** start RECORDS TO USE **

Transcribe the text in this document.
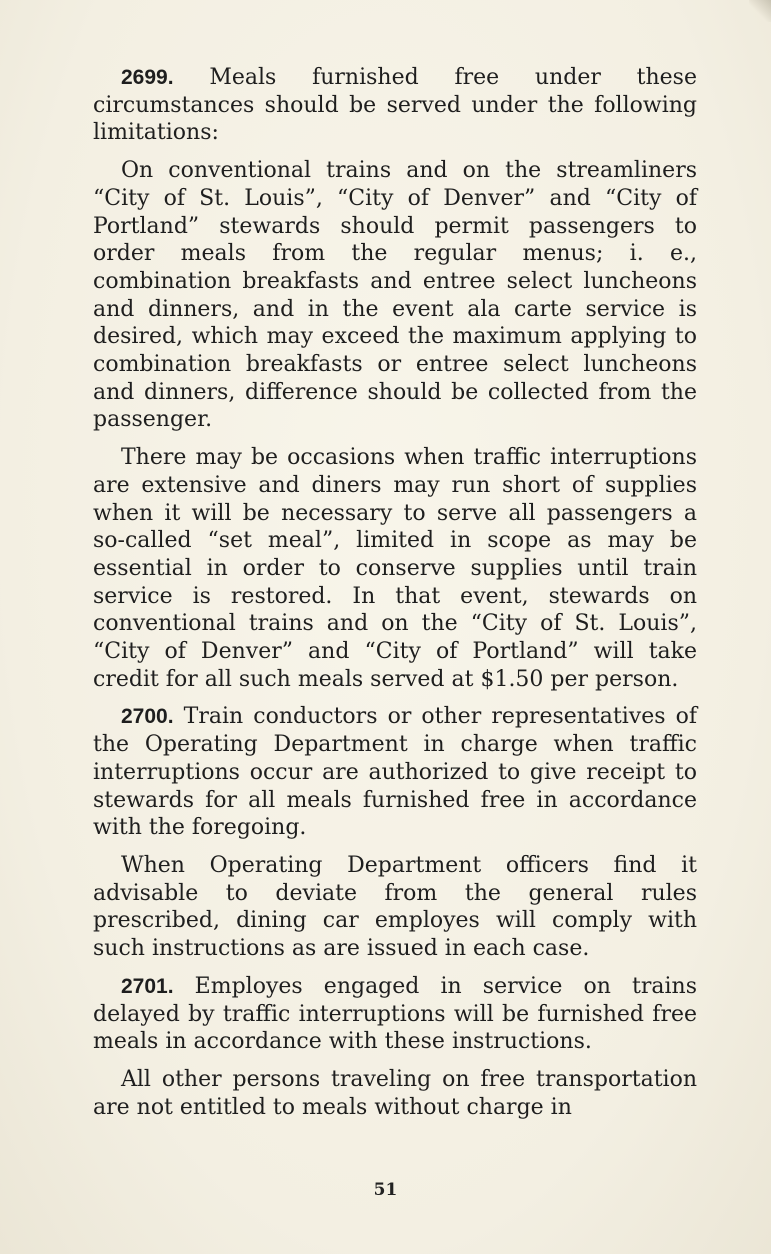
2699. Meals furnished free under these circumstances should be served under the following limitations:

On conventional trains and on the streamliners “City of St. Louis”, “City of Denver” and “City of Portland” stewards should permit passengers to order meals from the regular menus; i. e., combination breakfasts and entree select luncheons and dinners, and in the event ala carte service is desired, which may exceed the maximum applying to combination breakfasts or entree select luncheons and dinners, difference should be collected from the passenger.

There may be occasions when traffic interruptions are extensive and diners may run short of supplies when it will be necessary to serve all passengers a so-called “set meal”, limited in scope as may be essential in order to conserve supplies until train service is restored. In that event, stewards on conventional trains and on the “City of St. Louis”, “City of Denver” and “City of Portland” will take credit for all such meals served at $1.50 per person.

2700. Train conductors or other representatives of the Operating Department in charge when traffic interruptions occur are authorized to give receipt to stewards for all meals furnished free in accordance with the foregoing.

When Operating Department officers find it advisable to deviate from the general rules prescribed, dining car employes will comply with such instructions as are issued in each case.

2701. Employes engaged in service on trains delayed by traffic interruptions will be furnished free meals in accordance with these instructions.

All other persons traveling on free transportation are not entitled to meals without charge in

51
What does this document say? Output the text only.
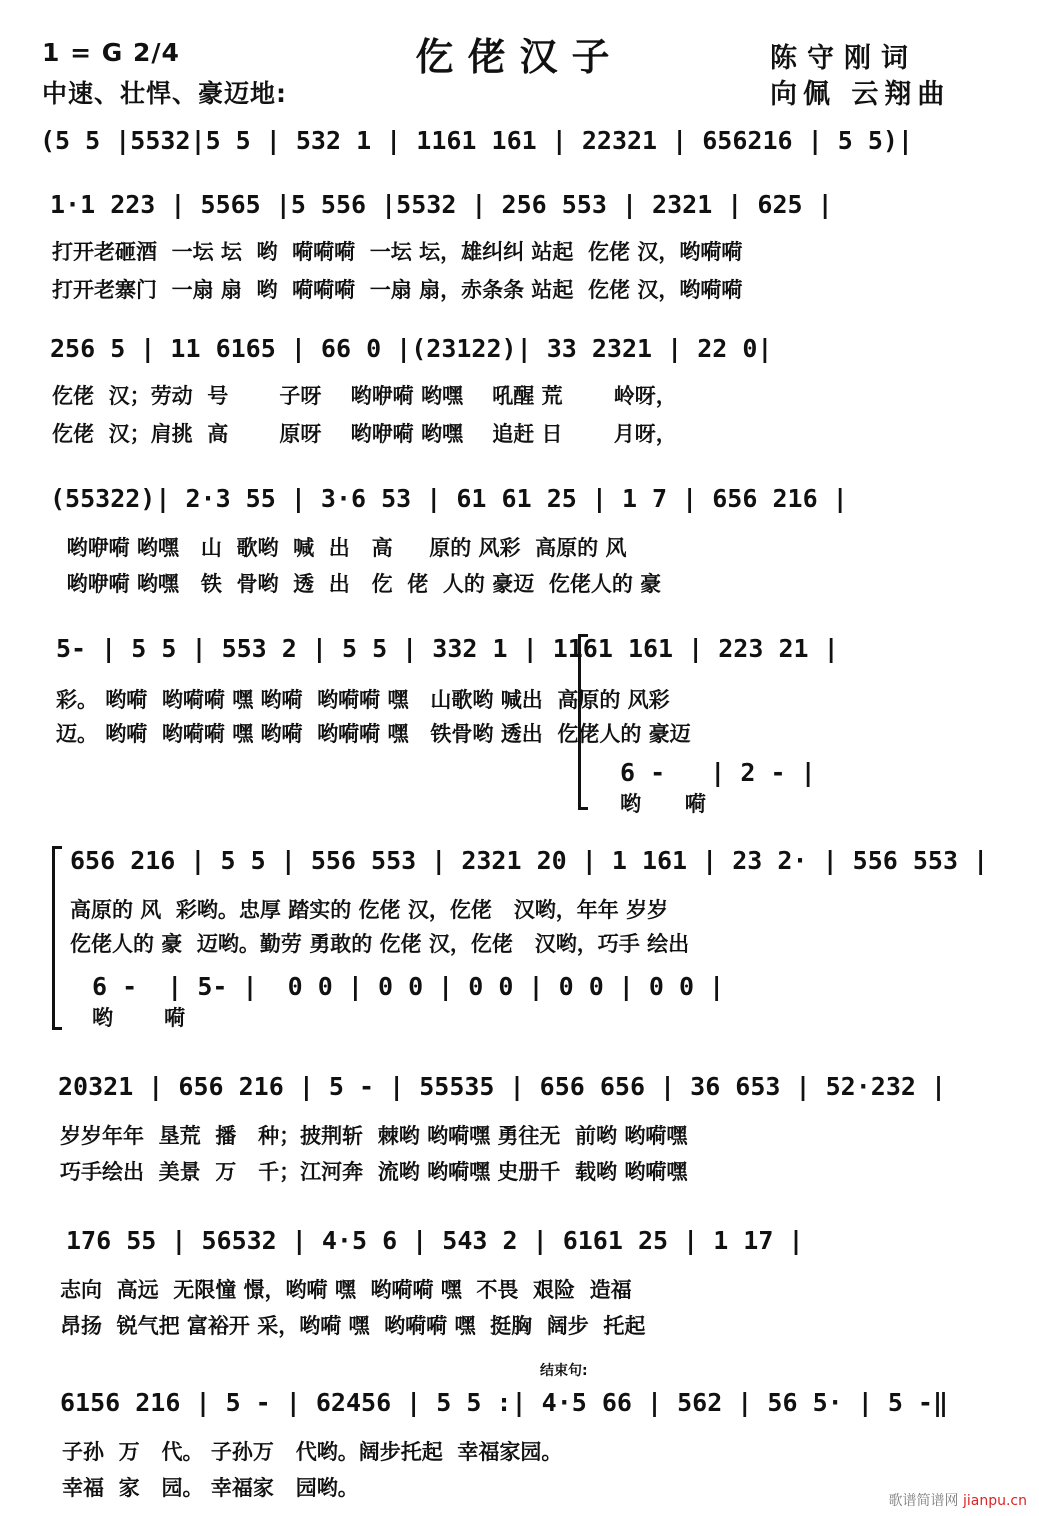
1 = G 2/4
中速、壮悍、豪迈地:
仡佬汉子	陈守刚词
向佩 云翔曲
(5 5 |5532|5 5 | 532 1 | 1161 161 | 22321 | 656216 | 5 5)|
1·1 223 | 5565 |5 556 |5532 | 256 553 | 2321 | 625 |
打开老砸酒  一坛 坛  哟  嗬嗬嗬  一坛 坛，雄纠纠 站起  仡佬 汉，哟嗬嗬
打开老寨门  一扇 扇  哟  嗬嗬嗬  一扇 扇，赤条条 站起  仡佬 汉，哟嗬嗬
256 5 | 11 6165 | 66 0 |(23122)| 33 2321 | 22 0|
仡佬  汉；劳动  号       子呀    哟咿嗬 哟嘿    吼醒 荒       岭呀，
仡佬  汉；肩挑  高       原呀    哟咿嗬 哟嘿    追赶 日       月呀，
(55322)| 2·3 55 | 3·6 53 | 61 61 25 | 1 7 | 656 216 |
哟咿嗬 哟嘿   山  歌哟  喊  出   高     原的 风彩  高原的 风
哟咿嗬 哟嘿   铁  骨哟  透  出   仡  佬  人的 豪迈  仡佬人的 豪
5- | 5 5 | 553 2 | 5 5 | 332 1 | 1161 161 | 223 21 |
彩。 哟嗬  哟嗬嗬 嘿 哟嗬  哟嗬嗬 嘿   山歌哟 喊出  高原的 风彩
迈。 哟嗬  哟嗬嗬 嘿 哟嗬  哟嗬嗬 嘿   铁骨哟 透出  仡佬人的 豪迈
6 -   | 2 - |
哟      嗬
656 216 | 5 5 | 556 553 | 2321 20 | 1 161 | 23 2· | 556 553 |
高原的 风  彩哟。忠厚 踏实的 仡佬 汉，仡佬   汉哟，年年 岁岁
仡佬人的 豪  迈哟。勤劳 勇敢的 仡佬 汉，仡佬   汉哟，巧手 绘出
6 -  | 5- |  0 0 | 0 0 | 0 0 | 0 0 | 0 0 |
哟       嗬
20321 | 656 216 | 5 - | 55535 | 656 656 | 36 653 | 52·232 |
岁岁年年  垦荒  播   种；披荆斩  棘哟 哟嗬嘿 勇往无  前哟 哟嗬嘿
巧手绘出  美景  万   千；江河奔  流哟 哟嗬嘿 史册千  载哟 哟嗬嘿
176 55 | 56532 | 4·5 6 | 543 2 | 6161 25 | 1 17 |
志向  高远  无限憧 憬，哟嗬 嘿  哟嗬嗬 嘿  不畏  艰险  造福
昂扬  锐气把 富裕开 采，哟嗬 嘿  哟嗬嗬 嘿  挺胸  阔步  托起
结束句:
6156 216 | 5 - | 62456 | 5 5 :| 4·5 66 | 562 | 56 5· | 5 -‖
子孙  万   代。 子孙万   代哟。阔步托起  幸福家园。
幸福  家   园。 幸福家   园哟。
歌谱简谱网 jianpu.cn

** end RECORDS TO USE **
** start RECORDS TO USE **

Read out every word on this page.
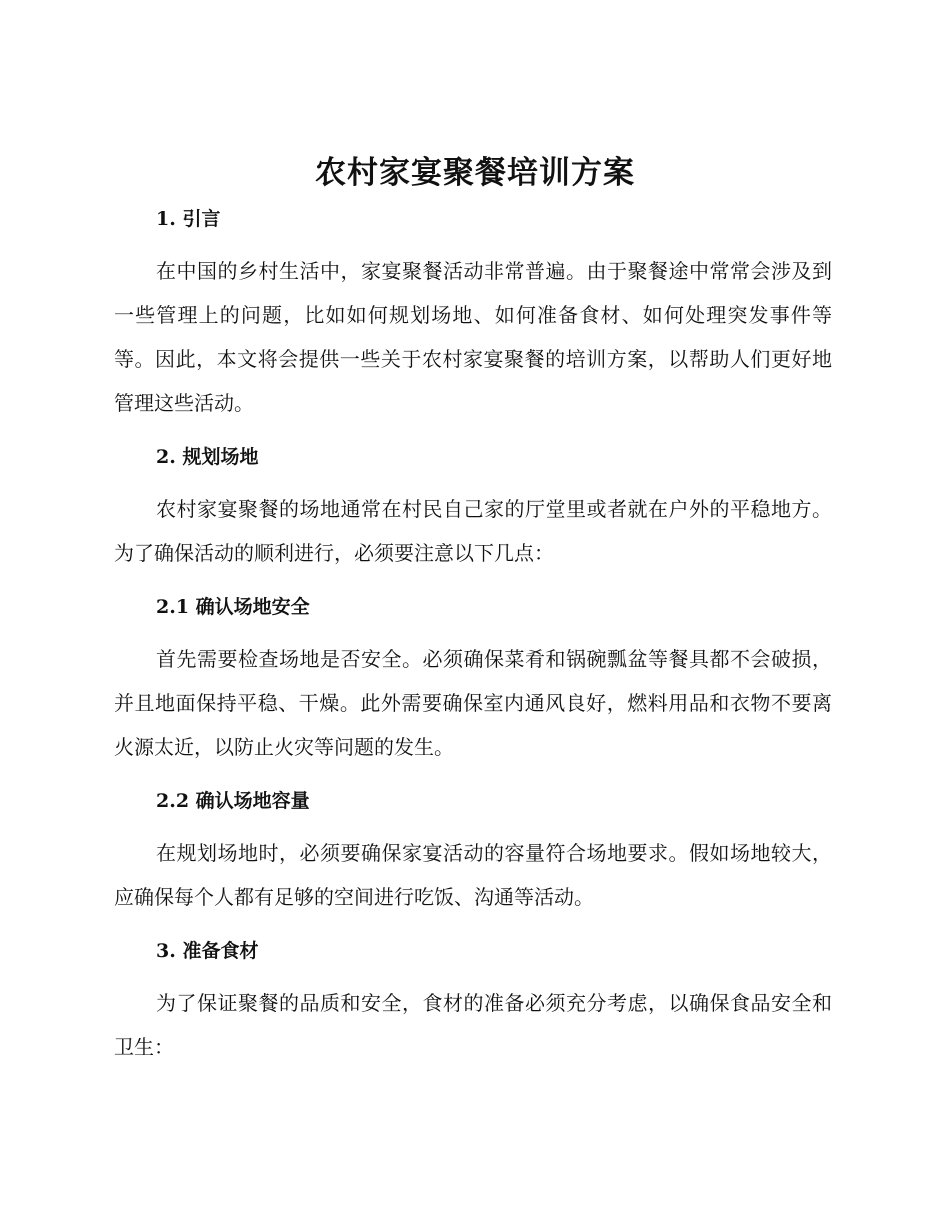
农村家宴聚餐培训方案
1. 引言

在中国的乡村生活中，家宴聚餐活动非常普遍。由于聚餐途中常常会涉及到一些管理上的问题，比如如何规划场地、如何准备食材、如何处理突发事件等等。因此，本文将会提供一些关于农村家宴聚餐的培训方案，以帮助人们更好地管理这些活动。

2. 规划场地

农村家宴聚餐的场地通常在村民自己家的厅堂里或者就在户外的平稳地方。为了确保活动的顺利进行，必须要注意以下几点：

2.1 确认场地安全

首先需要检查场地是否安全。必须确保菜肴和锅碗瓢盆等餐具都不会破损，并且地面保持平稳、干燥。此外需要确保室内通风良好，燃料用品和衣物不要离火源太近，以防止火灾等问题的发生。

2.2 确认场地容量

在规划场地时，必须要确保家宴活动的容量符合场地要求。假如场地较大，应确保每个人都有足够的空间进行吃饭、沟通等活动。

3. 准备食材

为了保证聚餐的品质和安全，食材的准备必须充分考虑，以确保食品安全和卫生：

** end RECORDS TO USE **

• **OBJECTIVE**
In the entries above, how many lines contain the word "these"? Answer with the number only.

• **REPLY**
2